(Entries from a dataset)
———
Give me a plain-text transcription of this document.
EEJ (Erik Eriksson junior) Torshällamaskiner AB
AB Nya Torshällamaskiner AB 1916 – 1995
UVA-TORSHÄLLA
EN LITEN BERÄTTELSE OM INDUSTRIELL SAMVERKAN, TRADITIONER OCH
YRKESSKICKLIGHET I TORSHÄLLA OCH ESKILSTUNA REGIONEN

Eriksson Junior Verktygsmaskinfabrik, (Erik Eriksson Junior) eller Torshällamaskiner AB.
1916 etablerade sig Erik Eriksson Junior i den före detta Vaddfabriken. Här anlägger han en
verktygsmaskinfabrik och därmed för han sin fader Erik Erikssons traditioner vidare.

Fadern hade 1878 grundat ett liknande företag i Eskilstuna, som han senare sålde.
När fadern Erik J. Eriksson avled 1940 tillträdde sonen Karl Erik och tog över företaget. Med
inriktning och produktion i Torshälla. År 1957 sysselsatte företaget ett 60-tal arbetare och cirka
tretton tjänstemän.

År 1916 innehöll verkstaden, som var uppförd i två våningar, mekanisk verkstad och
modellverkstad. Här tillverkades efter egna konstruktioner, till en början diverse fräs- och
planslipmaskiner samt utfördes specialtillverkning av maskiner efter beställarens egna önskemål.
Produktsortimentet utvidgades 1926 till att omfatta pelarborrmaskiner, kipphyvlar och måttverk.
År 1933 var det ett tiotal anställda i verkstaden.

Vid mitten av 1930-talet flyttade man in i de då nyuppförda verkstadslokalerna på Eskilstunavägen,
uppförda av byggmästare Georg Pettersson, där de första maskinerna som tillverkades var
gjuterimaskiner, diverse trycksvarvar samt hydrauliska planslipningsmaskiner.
———
■ DESCRIPTION OF THE TASK: Pull every line containing the word "samt" out of the entries above.

■ THE OUTPUT:
planslipmaskiner samt utfördes specialtillverkning av maskiner efter beställarens egna önskemål.
gjuterimaskiner, diverse trycksvarvar samt hydrauliska planslipningsmaskiner.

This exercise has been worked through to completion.